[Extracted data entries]

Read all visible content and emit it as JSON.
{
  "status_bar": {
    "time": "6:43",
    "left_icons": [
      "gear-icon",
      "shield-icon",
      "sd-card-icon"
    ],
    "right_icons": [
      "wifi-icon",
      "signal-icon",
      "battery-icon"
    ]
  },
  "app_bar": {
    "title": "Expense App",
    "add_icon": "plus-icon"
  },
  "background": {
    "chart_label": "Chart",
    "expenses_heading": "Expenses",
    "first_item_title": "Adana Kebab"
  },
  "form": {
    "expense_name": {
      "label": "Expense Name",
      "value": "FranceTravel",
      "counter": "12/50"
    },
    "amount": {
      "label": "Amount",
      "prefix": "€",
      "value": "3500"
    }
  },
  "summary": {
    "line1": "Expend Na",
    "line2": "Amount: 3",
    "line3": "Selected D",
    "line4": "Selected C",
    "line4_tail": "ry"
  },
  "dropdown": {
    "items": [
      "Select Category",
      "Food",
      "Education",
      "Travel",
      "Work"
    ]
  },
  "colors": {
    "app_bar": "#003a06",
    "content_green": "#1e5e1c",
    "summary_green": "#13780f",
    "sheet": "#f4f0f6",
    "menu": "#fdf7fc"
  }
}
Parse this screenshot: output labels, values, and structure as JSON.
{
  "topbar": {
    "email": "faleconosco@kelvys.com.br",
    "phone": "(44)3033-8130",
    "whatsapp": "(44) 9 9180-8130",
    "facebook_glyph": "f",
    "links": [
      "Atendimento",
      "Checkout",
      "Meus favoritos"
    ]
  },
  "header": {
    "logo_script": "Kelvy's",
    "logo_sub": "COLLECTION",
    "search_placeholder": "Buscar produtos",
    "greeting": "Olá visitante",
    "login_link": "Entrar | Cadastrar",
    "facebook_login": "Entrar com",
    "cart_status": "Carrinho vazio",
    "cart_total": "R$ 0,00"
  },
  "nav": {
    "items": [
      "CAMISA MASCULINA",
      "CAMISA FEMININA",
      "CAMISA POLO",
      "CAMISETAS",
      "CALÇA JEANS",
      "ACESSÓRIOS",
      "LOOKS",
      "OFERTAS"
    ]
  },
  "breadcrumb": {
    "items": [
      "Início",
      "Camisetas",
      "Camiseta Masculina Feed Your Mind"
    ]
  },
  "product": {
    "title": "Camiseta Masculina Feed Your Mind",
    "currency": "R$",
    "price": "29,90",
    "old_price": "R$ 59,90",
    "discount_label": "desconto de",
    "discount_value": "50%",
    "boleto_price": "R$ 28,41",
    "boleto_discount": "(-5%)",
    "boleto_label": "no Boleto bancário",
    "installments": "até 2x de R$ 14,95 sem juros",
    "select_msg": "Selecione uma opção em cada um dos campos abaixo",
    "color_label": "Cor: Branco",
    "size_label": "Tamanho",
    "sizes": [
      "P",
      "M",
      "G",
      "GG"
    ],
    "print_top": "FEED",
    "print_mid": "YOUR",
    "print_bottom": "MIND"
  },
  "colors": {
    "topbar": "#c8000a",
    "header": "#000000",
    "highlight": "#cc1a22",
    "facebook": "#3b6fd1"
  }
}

* AIM OF THE TASK *
Copy all the entries verbatim.

* TASK RESPONSE *
Read all visible content and emit it as JSON.
{
  "status_bar": {
    "time": "6:43",
    "left_icons": [
      "gear-icon",
      "shield-icon",
      "sd-card-icon"
    ],
    "right_icons": [
      "wifi-icon",
      "signal-icon",
      "battery-icon"
    ]
  },
  "app_bar": {
    "title": "Expense App",
    "add_icon": "plus-icon"
  },
  "background": {
    "chart_label": "Chart",
    "expenses_heading": "Expenses",
    "first_item_title": "Adana Kebab"
  },
  "form": {
    "expense_name": {
      "label": "Expense Name",
      "value": "FranceTravel",
      "counter": "12/50"
    },
    "amount": {
      "label": "Amount",
      "prefix": "€",
      "value": "3500"
    }
  },
  "summary": {
    "line1": "Expend Na",
    "line2": "Amount: 3",
    "line3": "Selected D",
    "line4": "Selected C",
    "line4_tail": "ry"
  },
  "dropdown": {
    "items": [
      "Select Category",
      "Food",
      "Education",
      "Travel",
      "Work"
    ]
  },
  "colors": {
    "app_bar": "#003a06",
    "content_green": "#1e5e1c",
    "summary_green": "#13780f",
    "sheet": "#f4f0f6",
    "menu": "#fdf7fc"
  }
}
Parse this screenshot: output labels, values, and structure as JSON.
{
  "topbar": {
    "email": "faleconosco@kelvys.com.br",
    "phone": "(44)3033-8130",
    "whatsapp": "(44) 9 9180-8130",
    "facebook_glyph": "f",
    "links": [
      "Atendimento",
      "Checkout",
      "Meus favoritos"
    ]
  },
  "header": {
    "logo_script": "Kelvy's",
    "logo_sub": "COLLECTION",
    "search_placeholder": "Buscar produtos",
    "greeting": "Olá visitante",
    "login_link": "Entrar | Cadastrar",
    "facebook_login": "Entrar com",
    "cart_status": "Carrinho vazio",
    "cart_total": "R$ 0,00"
  },
  "nav": {
    "items": [
      "CAMISA MASCULINA",
      "CAMISA FEMININA",
      "CAMISA POLO",
      "CAMISETAS",
      "CALÇA JEANS",
      "ACESSÓRIOS",
      "LOOKS",
      "OFERTAS"
    ]
  },
  "breadcrumb": {
    "items": [
      "Início",
      "Camisetas",
      "Camiseta Masculina Feed Your Mind"
    ]
  },
  "product": {
    "title": "Camiseta Masculina Feed Your Mind",
    "currency": "R$",
    "price": "29,90",
    "old_price": "R$ 59,90",
    "discount_label": "desconto de",
    "discount_value": "50%",
    "boleto_price": "R$ 28,41",
    "boleto_discount": "(-5%)",
    "boleto_label": "no Boleto bancário",
    "installments": "até 2x de R$ 14,95 sem juros",
    "select_msg": "Selecione uma opção em cada um dos campos abaixo",
    "color_label": "Cor: Branco",
    "size_label": "Tamanho",
    "sizes": [
      "P",
      "M",
      "G",
      "GG"
    ],
    "print_top": "FEED",
    "print_mid": "YOUR",
    "print_bottom": "MIND"
  },
  "colors": {
    "topbar": "#c8000a",
    "header": "#000000",
    "highlight": "#cc1a22",
    "facebook": "#3b6fd1"
  }
}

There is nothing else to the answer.